◆ Brief
Gather all lines with "name" from the records.
===== Given data
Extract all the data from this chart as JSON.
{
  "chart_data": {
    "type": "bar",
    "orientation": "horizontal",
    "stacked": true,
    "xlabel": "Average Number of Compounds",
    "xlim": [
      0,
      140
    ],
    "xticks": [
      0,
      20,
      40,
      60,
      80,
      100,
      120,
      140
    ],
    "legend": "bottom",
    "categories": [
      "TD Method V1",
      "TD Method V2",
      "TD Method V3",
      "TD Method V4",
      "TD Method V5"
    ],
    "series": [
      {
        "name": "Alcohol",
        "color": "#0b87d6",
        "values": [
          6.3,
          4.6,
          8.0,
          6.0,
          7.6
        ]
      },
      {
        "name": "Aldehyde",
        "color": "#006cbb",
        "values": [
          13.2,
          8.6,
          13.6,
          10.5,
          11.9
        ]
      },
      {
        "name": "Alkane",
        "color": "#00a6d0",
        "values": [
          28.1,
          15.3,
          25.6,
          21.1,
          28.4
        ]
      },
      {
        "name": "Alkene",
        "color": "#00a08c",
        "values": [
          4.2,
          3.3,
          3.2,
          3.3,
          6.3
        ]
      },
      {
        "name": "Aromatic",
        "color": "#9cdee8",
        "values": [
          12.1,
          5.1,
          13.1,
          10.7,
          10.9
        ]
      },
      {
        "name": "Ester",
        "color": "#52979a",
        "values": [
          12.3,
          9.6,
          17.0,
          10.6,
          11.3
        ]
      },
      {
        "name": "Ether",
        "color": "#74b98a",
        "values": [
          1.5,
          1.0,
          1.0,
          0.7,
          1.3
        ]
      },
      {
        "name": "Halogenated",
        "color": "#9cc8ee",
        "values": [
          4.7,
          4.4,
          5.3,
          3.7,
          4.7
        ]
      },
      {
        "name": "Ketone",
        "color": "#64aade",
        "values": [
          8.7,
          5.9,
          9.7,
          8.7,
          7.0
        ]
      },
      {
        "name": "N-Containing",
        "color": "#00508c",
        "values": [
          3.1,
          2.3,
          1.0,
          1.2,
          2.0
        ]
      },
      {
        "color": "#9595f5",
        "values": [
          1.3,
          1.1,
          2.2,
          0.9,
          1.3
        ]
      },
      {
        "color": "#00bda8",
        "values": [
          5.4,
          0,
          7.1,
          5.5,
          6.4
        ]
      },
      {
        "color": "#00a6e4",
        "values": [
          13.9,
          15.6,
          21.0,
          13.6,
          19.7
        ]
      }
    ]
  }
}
==========
◆ Written answer
        "name": "Alcohol",
        "name": "Aldehyde",
        "name": "Alkane",
        "name": "Alkene",
        "name": "Aromatic",
        "name": "Ester",
        "name": "Ether",
        "name": "Halogenated",
        "name": "Ketone",
        "name": "N-Containing",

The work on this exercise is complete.